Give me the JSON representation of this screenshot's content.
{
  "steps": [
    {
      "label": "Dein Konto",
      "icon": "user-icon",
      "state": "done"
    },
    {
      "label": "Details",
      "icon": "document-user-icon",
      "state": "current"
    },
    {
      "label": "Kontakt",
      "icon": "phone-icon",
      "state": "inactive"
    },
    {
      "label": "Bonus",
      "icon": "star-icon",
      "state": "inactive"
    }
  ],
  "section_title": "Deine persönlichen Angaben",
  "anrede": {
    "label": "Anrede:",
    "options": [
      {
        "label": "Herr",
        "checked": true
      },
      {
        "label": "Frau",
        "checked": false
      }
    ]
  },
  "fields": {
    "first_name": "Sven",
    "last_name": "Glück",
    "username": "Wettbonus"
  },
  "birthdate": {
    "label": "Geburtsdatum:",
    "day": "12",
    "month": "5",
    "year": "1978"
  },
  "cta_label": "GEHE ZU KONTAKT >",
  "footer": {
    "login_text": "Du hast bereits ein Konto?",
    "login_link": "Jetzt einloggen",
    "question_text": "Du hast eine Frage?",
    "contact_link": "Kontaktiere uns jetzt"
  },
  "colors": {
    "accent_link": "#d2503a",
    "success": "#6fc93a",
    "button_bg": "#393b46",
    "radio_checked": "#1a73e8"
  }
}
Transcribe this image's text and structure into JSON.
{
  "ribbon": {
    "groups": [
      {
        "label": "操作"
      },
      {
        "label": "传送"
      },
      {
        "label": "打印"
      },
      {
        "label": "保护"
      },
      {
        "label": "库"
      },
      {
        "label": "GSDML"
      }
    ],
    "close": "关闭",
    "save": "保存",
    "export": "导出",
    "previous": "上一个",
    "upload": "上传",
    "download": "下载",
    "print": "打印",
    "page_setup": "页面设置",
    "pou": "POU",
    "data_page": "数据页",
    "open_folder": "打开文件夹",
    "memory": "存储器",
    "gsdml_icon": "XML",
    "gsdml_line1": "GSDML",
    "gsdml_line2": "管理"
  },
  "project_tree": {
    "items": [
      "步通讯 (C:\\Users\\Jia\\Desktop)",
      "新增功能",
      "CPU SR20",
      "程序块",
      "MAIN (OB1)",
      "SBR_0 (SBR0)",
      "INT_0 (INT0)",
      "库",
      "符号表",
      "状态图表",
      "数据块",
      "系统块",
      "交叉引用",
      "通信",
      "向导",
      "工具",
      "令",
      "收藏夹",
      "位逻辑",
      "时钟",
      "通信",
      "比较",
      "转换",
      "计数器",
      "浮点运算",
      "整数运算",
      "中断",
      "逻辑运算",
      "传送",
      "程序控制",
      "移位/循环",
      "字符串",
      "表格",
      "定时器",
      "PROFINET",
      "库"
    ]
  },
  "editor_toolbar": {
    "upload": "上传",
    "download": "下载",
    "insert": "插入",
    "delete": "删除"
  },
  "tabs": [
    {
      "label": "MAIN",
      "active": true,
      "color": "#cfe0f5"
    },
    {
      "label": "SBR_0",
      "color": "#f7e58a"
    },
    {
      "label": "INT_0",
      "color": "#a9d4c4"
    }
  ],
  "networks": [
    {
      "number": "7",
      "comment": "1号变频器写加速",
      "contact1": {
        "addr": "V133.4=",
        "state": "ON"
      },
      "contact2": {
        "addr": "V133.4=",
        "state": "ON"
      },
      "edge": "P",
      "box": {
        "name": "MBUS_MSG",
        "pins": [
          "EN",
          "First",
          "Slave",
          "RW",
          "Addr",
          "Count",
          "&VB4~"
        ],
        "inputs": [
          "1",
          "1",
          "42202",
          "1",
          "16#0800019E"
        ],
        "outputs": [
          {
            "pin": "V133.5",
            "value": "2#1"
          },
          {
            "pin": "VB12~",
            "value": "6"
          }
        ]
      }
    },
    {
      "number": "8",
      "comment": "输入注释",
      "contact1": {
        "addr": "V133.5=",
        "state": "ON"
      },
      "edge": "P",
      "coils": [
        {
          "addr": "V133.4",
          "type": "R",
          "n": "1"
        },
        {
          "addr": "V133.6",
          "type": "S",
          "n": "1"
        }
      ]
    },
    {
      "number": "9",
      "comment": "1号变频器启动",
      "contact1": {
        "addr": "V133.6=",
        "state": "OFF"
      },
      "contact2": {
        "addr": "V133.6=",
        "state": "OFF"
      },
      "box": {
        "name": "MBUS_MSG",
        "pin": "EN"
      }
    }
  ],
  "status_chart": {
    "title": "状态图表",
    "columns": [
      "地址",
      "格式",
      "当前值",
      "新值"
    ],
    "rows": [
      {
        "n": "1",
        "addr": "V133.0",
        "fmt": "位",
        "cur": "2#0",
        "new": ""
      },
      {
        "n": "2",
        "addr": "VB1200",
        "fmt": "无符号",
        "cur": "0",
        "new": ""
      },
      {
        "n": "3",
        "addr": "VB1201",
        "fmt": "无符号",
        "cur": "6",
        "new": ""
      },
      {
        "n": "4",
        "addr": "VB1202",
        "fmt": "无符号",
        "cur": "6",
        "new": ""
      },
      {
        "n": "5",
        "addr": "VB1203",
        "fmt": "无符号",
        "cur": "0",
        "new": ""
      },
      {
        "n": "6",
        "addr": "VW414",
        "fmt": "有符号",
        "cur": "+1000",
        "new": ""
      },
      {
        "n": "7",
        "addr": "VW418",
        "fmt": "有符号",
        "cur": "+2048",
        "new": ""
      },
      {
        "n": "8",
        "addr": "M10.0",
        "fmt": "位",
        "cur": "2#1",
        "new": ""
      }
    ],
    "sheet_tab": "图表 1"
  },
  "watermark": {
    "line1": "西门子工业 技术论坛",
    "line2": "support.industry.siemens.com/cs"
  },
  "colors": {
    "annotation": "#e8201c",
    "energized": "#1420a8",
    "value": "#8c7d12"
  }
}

--------------------------------------------------

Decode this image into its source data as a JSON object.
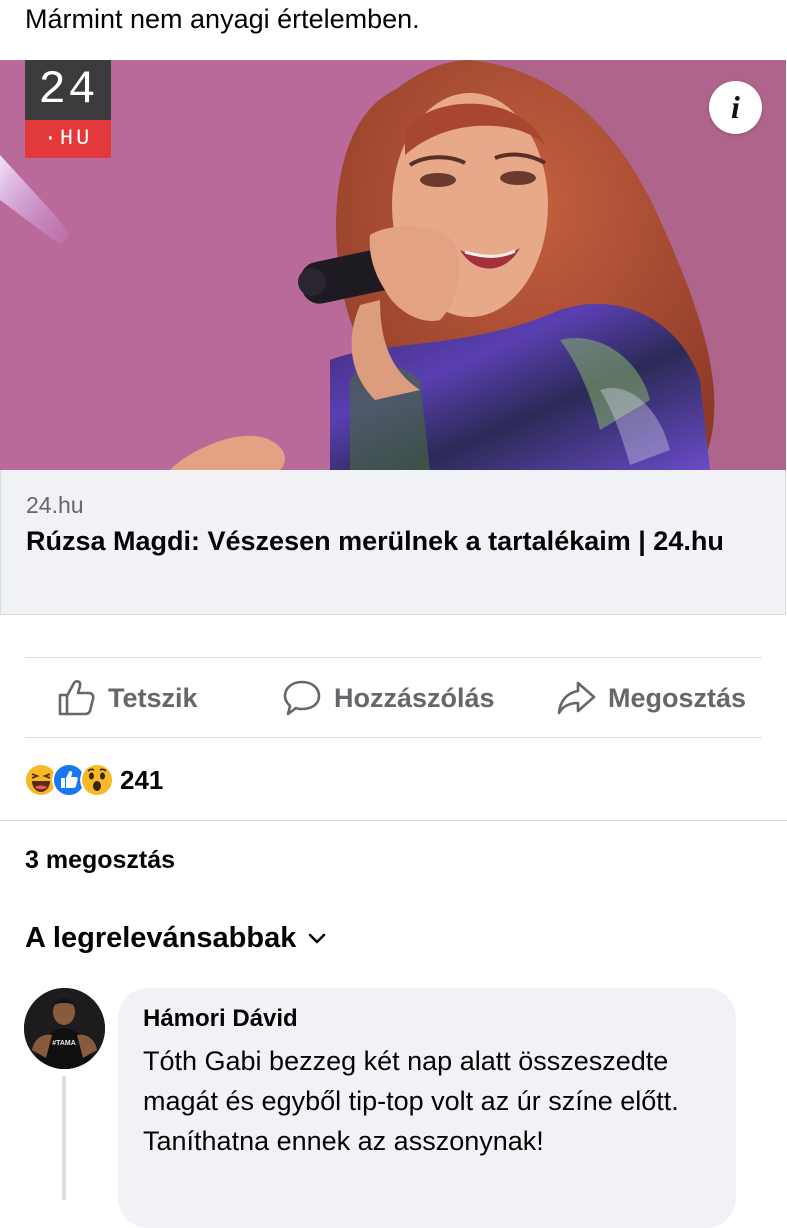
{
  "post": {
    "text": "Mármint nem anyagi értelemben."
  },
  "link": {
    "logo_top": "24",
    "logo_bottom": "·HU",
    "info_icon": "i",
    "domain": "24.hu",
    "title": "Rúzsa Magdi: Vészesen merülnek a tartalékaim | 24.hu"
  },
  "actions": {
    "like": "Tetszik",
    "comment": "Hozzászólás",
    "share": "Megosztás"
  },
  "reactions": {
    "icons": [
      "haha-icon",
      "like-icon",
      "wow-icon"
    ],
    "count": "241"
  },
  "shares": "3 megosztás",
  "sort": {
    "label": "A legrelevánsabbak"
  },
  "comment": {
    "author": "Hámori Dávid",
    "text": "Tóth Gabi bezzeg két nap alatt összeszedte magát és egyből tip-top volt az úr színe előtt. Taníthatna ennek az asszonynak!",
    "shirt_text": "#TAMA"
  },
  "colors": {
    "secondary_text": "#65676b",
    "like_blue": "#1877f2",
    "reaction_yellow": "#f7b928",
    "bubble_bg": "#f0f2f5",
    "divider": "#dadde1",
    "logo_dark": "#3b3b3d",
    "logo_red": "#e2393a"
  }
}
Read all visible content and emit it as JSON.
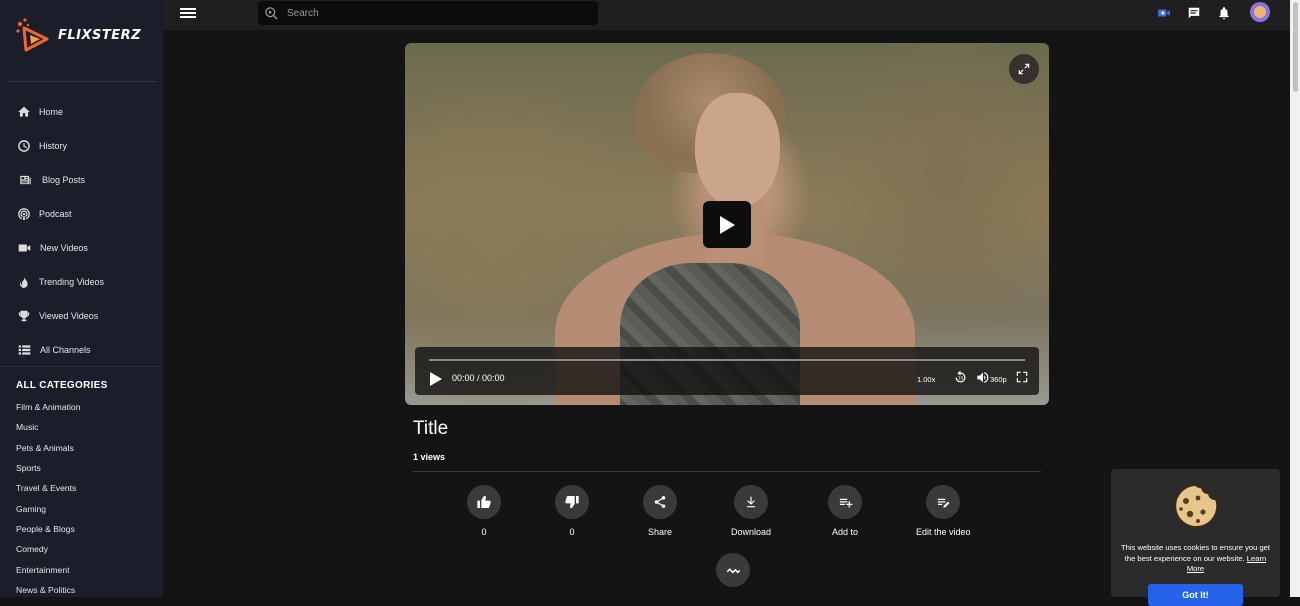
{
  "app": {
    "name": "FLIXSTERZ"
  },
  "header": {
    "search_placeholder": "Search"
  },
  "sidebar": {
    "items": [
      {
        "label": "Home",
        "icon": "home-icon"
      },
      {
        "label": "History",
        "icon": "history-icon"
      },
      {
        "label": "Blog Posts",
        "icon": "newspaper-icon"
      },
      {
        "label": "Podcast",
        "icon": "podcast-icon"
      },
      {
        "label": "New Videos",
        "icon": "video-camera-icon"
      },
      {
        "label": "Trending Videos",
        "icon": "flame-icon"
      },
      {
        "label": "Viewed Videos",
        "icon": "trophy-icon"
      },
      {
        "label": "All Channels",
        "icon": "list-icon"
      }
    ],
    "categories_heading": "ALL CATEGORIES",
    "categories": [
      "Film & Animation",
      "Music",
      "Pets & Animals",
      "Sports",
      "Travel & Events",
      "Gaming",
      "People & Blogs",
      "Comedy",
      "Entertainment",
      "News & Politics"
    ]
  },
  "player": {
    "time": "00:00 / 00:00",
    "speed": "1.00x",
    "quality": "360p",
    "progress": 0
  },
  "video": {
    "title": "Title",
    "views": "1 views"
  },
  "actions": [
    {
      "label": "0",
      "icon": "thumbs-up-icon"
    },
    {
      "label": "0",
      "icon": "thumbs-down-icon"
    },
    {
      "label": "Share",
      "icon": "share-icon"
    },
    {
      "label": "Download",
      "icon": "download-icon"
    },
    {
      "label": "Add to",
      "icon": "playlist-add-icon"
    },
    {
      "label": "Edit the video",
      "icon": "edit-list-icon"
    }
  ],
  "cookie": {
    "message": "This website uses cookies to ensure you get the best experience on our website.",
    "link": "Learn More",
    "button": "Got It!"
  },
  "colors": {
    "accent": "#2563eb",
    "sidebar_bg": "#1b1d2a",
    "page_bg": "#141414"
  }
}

--------------------------------------------------

Where a line in the material contains "image", copy that line.

Transcribe this image's text and structure into JSON.
Decode this image into its source data as a JSON object.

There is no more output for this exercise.